|
Texto Anterior | Próximo Texto | Índice
ARTIGO
Grande apetite da Ásia garante mercado de commodities sadio
MARTIN WOLF
DO "FINANCIAL TIMES"
Como um ano faz diferença!
Doze meses atrás, o espectro
da deflação deprimia os economistas. Agora, a inflação o substituiu como a ansiedade do momento. O que está causando esse
novo temor? "A alta dos preços
das commodities" é a resposta.
Mas estamos observando uma
bolha temporária, um aviso de inflação global ou uma alta dos preços das commodities em longo
prazo, enquanto a China ganha
força na economia mundial?
Desde outubro de 2001, o índice
de preços gerais de commodities
da "Economist" aumentou 59%.

**LINHAS FORNECIDAS**:
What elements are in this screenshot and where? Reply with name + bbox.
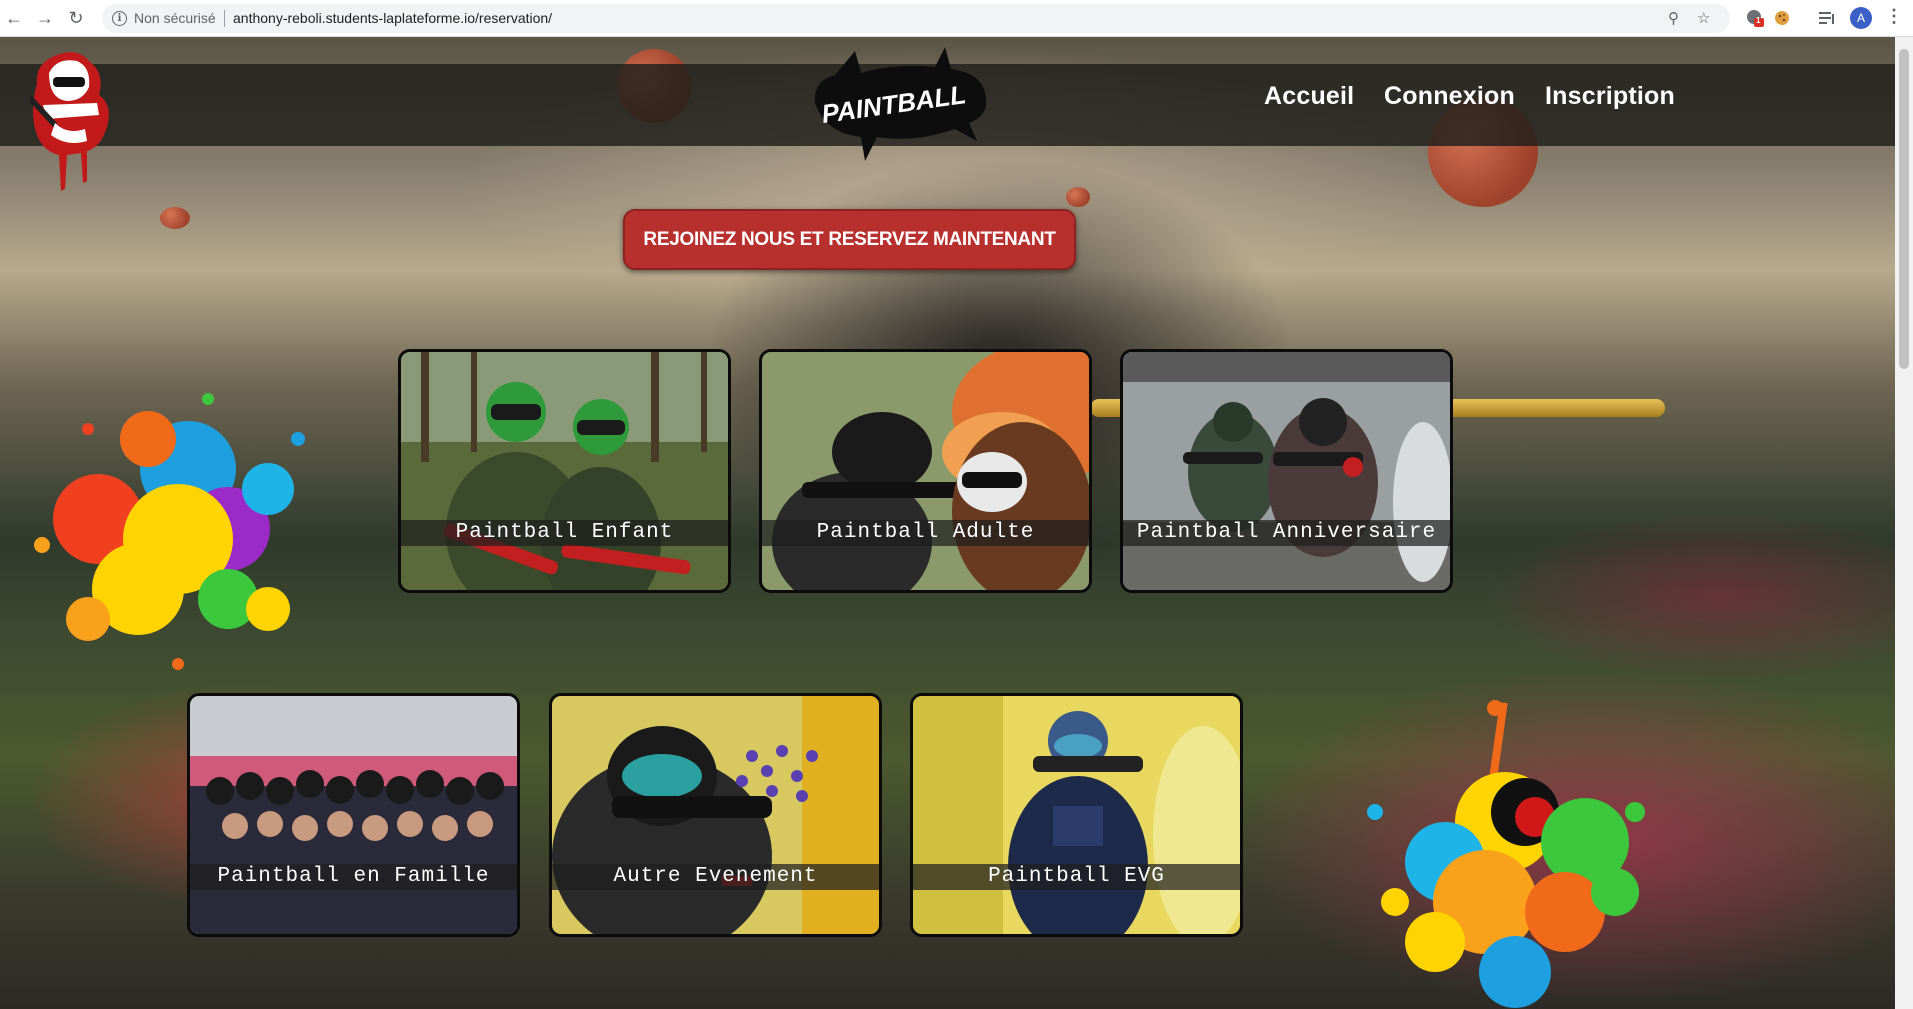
- card-photo-autre-evenement: [552, 696, 879, 934]
- browser-toolbar: ← → ↻ i Non sécurisé anthony-reboli.stud…: [0, 0, 1913, 37]
- card-label: Paintball Adulte: [762, 520, 1089, 546]
- offer-card-evg[interactable]: Paintball EVG: [910, 693, 1243, 937]
- offer-card-famille[interactable]: Paintball en Famille: [187, 693, 520, 937]
- card-label: Paintball en Famille: [190, 864, 517, 890]
- nav-accueil[interactable]: Accueil: [1264, 82, 1354, 111]
- reload-icon[interactable]: ↻: [64, 6, 88, 30]
- card-photo-famille: [190, 696, 517, 934]
- paintball-player-logo[interactable]: [27, 43, 117, 193]
- info-icon[interactable]: i: [112, 11, 127, 26]
- paint-splatter-right: [1367, 700, 1645, 1008]
- extension-icon[interactable]: 1: [1745, 8, 1765, 28]
- background-paintball: [1066, 187, 1090, 207]
- zoom-icon[interactable]: ⚲: [1668, 9, 1679, 27]
- card-photo-evg: [913, 696, 1240, 934]
- url-text[interactable]: anthony-reboli.students-laplateforme.io/…: [233, 10, 552, 26]
- paint-splatter-left: [34, 393, 305, 670]
- card-photo-anniversaire: [1123, 352, 1450, 590]
- paintball-brand-logo[interactable]: PAINTBALL: [795, 41, 995, 171]
- media-control-icon[interactable]: [1817, 8, 1837, 28]
- card-label: Paintball Enfant: [401, 520, 728, 546]
- profile-avatar[interactable]: A: [1850, 7, 1872, 29]
- offer-card-enfant[interactable]: Paintball Enfant: [398, 349, 731, 593]
- offer-card-adulte[interactable]: Paintball Adulte: [759, 349, 1092, 593]
- offer-card-anniversaire[interactable]: Paintball Anniversaire: [1120, 349, 1453, 593]
- address-bar[interactable]: i Non sécurisé anthony-reboli.students-l…: [102, 4, 1730, 33]
- bookmark-star-icon[interactable]: ☆: [1697, 9, 1710, 27]
- security-label[interactable]: Non sécurisé: [134, 10, 216, 26]
- page-scrollbar[interactable]: [1895, 37, 1913, 1009]
- nav-connexion[interactable]: Connexion: [1384, 82, 1515, 111]
- nav-inscription[interactable]: Inscription: [1545, 82, 1675, 111]
- forward-icon[interactable]: →: [33, 6, 57, 30]
- page-background: Accueil Connexion Inscription PAINTBALL …: [0, 37, 1895, 1009]
- card-photo-enfant: [401, 352, 728, 590]
- card-label: Autre Evenement: [552, 864, 879, 890]
- card-label: Paintball EVG: [913, 864, 1240, 890]
- offer-card-autre-evenement[interactable]: Autre Evenement: [549, 693, 882, 937]
- background-paintball: [160, 207, 190, 229]
- card-photo-adulte: [762, 352, 1089, 590]
- extension-badge: 1: [1756, 16, 1761, 25]
- back-icon[interactable]: ←: [2, 6, 26, 30]
- card-label: Paintball Anniversaire: [1123, 520, 1450, 546]
- scrollbar-thumb[interactable]: [1899, 49, 1909, 369]
- cookie-extension-icon[interactable]: [1772, 8, 1792, 28]
- browser-menu-icon[interactable]: ⋮: [1885, 6, 1903, 27]
- url-divider: [224, 10, 225, 27]
- reserve-cta-button[interactable]: REJOINEZ NOUS ET RESERVEZ MAINTENANT: [623, 209, 1076, 270]
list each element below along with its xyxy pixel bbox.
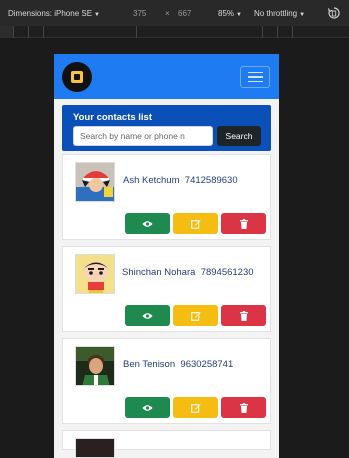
shinchan-avatar-image (76, 255, 114, 293)
hamburger-icon (247, 80, 263, 83)
contact-card: Ash Ketchum 7412589630 (62, 154, 271, 240)
ruler-tick (13, 26, 14, 38)
view-button[interactable] (125, 397, 170, 418)
delete-button[interactable] (221, 397, 266, 418)
ruler-tick (136, 26, 137, 38)
zoom-select[interactable]: 85% ▼ (218, 9, 242, 18)
edit-icon (190, 219, 201, 229)
ruler-tick (277, 26, 278, 38)
contact-card: Ben Tenison 9630258741 (62, 338, 271, 424)
card-actions (125, 305, 266, 326)
card-actions (125, 213, 266, 234)
edit-button[interactable] (173, 397, 218, 418)
eye-icon (142, 404, 153, 411)
devtools-toolbar: Dimensions: iPhone SE ▼ 375 × 667 85% ▼ No… (0, 0, 349, 26)
contact-card (62, 430, 271, 458)
edit-button[interactable] (173, 213, 218, 234)
trash-icon (239, 218, 248, 229)
search-button[interactable]: Search (217, 126, 261, 146)
avatar (75, 346, 115, 386)
throttle-label: No throttling (254, 9, 298, 18)
chevron-down-icon: ▼ (299, 12, 306, 18)
contact-card: Shinchan Nohara 7894561230 (62, 246, 271, 332)
ruler-tick (28, 26, 29, 38)
rotate-icon[interactable] (328, 7, 340, 19)
navbar (54, 54, 279, 99)
height-input[interactable]: 667 (178, 9, 191, 18)
chevron-down-icon: ▼ (94, 12, 100, 18)
width-input[interactable]: 375 (133, 9, 146, 18)
contact-phone: 7412589630 (184, 175, 238, 186)
eye-icon (142, 312, 153, 319)
avatar (75, 254, 115, 294)
times-symbol: × (165, 9, 170, 18)
card-actions (125, 397, 266, 418)
hamburger-icon (247, 71, 263, 74)
contact-name: Shinchan Nohara (122, 267, 196, 278)
throttle-select[interactable]: No throttling ▼ (254, 9, 305, 18)
ruler-tick (43, 26, 44, 38)
device-select[interactable]: Dimensions: iPhone SE ▼ (8, 9, 100, 18)
delete-button[interactable] (221, 305, 266, 326)
ruler-tick (262, 26, 263, 38)
ruler-tick (292, 26, 293, 38)
contact-name: Ben Tenison (123, 359, 176, 370)
trash-icon (239, 310, 248, 321)
media-query-ruler[interactable] (0, 26, 349, 38)
zoom-label: 85% (218, 9, 235, 18)
ruler-segment (0, 26, 13, 38)
edit-icon (190, 311, 201, 321)
avatar (75, 162, 115, 202)
contact-name-phone: Ash Ketchum 7412589630 (123, 175, 238, 186)
view-button[interactable] (125, 213, 170, 234)
brand-logo[interactable] (62, 62, 92, 92)
hamburger-icon (247, 76, 263, 78)
edit-icon (190, 403, 201, 413)
edit-button[interactable] (173, 305, 218, 326)
navbar-toggler[interactable] (240, 66, 270, 88)
eye-icon (142, 220, 153, 227)
search-input[interactable] (73, 126, 213, 146)
trash-icon (239, 402, 248, 413)
chevron-down-icon: ▼ (236, 12, 242, 18)
contact-phone: 7894561230 (200, 267, 254, 278)
device-viewport: Your contacts list Search Ash Ketchum 74… (54, 54, 279, 458)
ash-avatar-image (76, 163, 114, 201)
avatar (75, 438, 115, 458)
delete-button[interactable] (221, 213, 266, 234)
device-label: Dimensions: iPhone SE (8, 9, 93, 18)
search-panel: Your contacts list Search (62, 105, 271, 151)
view-button[interactable] (125, 305, 170, 326)
contact-name: Ash Ketchum (123, 175, 180, 186)
ben-avatar-image (76, 347, 114, 385)
contacts-heading: Your contacts list (73, 112, 153, 123)
contact-name-phone: Ben Tenison 9630258741 (123, 359, 233, 370)
logo-mark (71, 71, 83, 83)
contact-name-phone: Shinchan Nohara 7894561230 (122, 267, 254, 278)
contact-phone: 9630258741 (180, 359, 234, 370)
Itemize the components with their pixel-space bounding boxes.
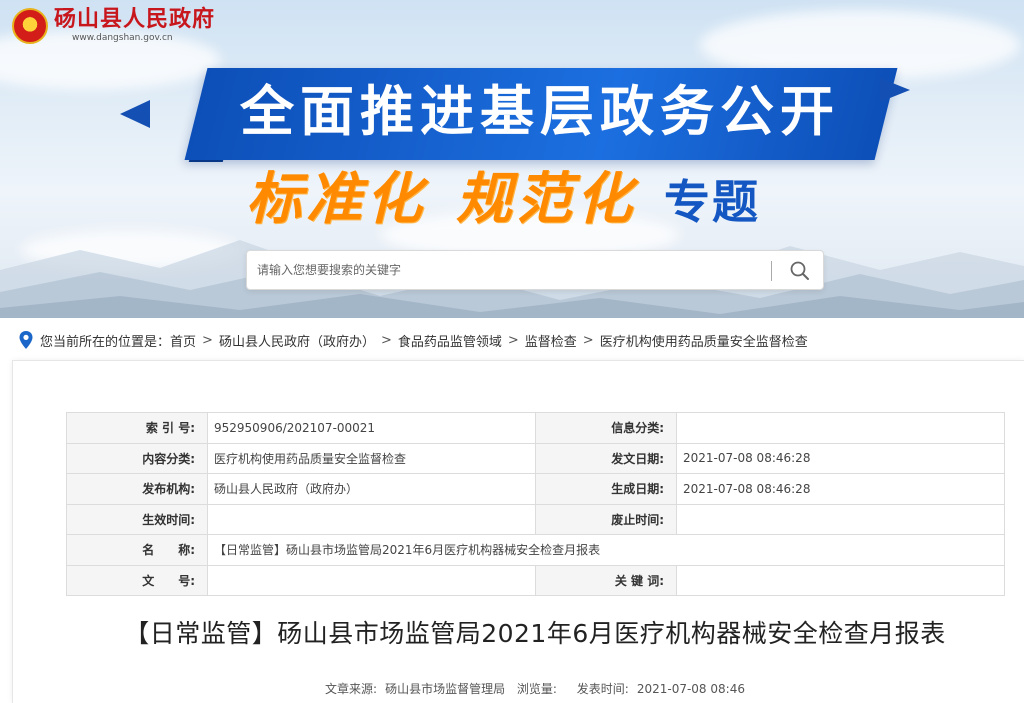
issue-date-label: 发文日期: [535, 442, 677, 474]
doc-number-label: 文 号: [66, 564, 208, 596]
doc-number-value [207, 564, 536, 596]
breadcrumb-gov-office[interactable]: 砀山县人民政府（政府办） [219, 331, 375, 350]
breadcrumb-home[interactable]: 首页 [170, 331, 196, 350]
publisher-value: 砀山县人民政府（政府办） [207, 473, 536, 505]
source-value: 砀山县市场监督管理局 [385, 682, 506, 696]
location-pin-icon [19, 331, 33, 349]
views-label: 浏览量: [516, 682, 557, 696]
breadcrumb: 您当前所在的位置是： 首页 > 砀山县人民政府（政府办） > 食品药品监管领域 … [18, 328, 808, 352]
banner-slogan: 标准化 规范化 专题 [246, 168, 760, 233]
breadcrumb-separator: > [202, 332, 213, 348]
generated-date-value: 2021-07-08 08:46:28 [676, 473, 1005, 505]
source-label: 文章来源: [325, 682, 378, 696]
search-bar [246, 250, 824, 290]
table-row: 内容分类: 医疗机构使用药品质量安全监督检查 发文日期: 2021-07-08 … [66, 442, 1005, 474]
site-url: www.dangshan.gov.cn [72, 33, 173, 43]
category-value [676, 412, 1005, 444]
table-row: 名 称: 【日常监管】砀山县市场监管局2021年6月医疗机构器械安全检查月报表 [66, 534, 1005, 566]
search-icon [790, 261, 809, 280]
content-category-label: 内容分类: [66, 442, 208, 474]
keywords-value [676, 564, 1005, 596]
breadcrumb-separator: > [380, 332, 392, 348]
category-label: 信息分类: [535, 412, 677, 444]
ribbon-tip-left-decoration [120, 100, 150, 128]
breadcrumb-separator: > [582, 332, 594, 348]
breadcrumb-current[interactable]: 医疗机构使用药品质量安全监督检查 [600, 331, 808, 350]
keywords-label: 关 键 词: [535, 564, 677, 596]
slogan-standardization: 标准化 [246, 166, 426, 232]
breadcrumb-food-drug[interactable]: 食品药品监管领域 [398, 331, 502, 350]
slogan-normalization: 规范化 [456, 166, 636, 232]
search-input[interactable] [257, 251, 757, 289]
publisher-label: 发布机构: [66, 473, 208, 505]
national-emblem-icon [12, 8, 48, 44]
info-metadata-table: 索 引 号: 952950906/202107-00021 信息分类: 内容分类… [66, 412, 1005, 596]
slogan-topic: 专题 [664, 175, 760, 229]
ribbon-tip-right-decoration [880, 78, 910, 102]
effective-time-value [207, 503, 536, 535]
breadcrumb-prefix: 您当前所在的位置是： [40, 334, 171, 350]
header-banner: 砀山县人民政府 www.dangshan.gov.cn 全面推进基层政务公开 标… [0, 0, 1024, 318]
expiry-time-label: 废止时间: [535, 503, 677, 535]
table-row: 文 号: 关 键 词: [66, 564, 1005, 596]
site-name: 砀山县人民政府 [54, 7, 216, 32]
content-category-value: 医疗机构使用药品质量安全监督检查 [207, 442, 536, 474]
doc-name-value: 【日常监管】砀山县市场监管局2021年6月医疗机构器械安全检查月报表 [207, 534, 1005, 566]
generated-date-label: 生成日期: [535, 473, 677, 505]
expiry-time-value [676, 503, 1005, 535]
breadcrumb-supervision[interactable]: 监督检查 [525, 331, 577, 350]
site-logo[interactable]: 砀山县人民政府 www.dangshan.gov.cn [12, 8, 215, 44]
issue-date-value: 2021-07-08 08:46:28 [676, 442, 1005, 474]
doc-name-label: 名 称: [66, 534, 208, 566]
table-row: 发布机构: 砀山县人民政府（政府办） 生成日期: 2021-07-08 08:4… [66, 473, 1005, 505]
index-label: 索 引 号: [66, 412, 208, 444]
published-label: 发表时间: [576, 682, 629, 696]
table-row: 生效时间: 废止时间: [66, 503, 1005, 535]
table-row: 索 引 号: 952950906/202107-00021 信息分类: [66, 412, 1005, 444]
breadcrumb-separator: > [507, 332, 519, 348]
article-title: 【日常监管】砀山县市场监管局2021年6月医疗机构器械安全检查月报表 [124, 619, 946, 648]
article-info: 文章来源: 砀山县市场监督管理局 浏览量: 发表时间: 2021-07-08 08:… [66, 680, 1004, 697]
search-divider [771, 261, 772, 281]
published-value: 2021-07-08 08:46 [636, 682, 745, 696]
search-button[interactable] [783, 255, 817, 285]
banner-headline: 全面推进基层政务公开 [240, 80, 840, 143]
effective-time-label: 生效时间: [66, 503, 208, 535]
index-value: 952950906/202107-00021 [207, 412, 536, 444]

**INSTRUÇÕES DAS TAREFAS**:
[a] No artigo sobre o mercado de commodities, a pergunta que começa com "Mas estamos observando" traz várias hipóteses. Liste todas elas.
[b] Prossiga com o artigo sobre o apetite da Ásia por commodities, começando logo após a última frase apresentada.

**LISTA DE RESPOSTAS**:
[a]
- uma bolha temporária
- um aviso de inflação global
- uma alta dos preços das commodities em longo prazo, enquanto a China ganha força na economia mundial

[b]
Os preços das matérias-primas
industriais saltaram 73%. Os preços do óleo cru passaram de US$
20 por barril em dezembro de
2001 para mais de US$ 32 hoje. Os
preços dos alimentos saltaram
5,6% em março, enquanto os preços da soja aumentaram 12,2%
também em março e estão com
alta de 80% nos últimos oito meses. Os preços dos metais subiram
quase 50% nos últimos 11 meses.
Esses aumentos certamente não
são a marca de uma economia
global ameaçada pela deflação.
Mas eles devem ser colocados firmemente em contexto. Desde o
início dos anos 80 os preços das
commodities tiveram três altas
-no final dos anos 80, em meados dos anos 90 e hoje- e também três declínios -na década
de 80, no início da de 90 e no início deste século. O aumento atual
não é maior do que os anteriores,
mesmo em termos nominais. Em
termos reais (com os preços das
commodities deflacionados pelo
índice de preços ao consumidor
dos EUA), os preços estão bem
abaixo dos picos alcançados em
ciclos anteriores: o índice de preços gerais está 24% mais baixo em
termos reais do que em dezembro
de 1994, 43% mais baixo do que
em maio de 1988 e 58% mais baixo que em janeiro de 1980.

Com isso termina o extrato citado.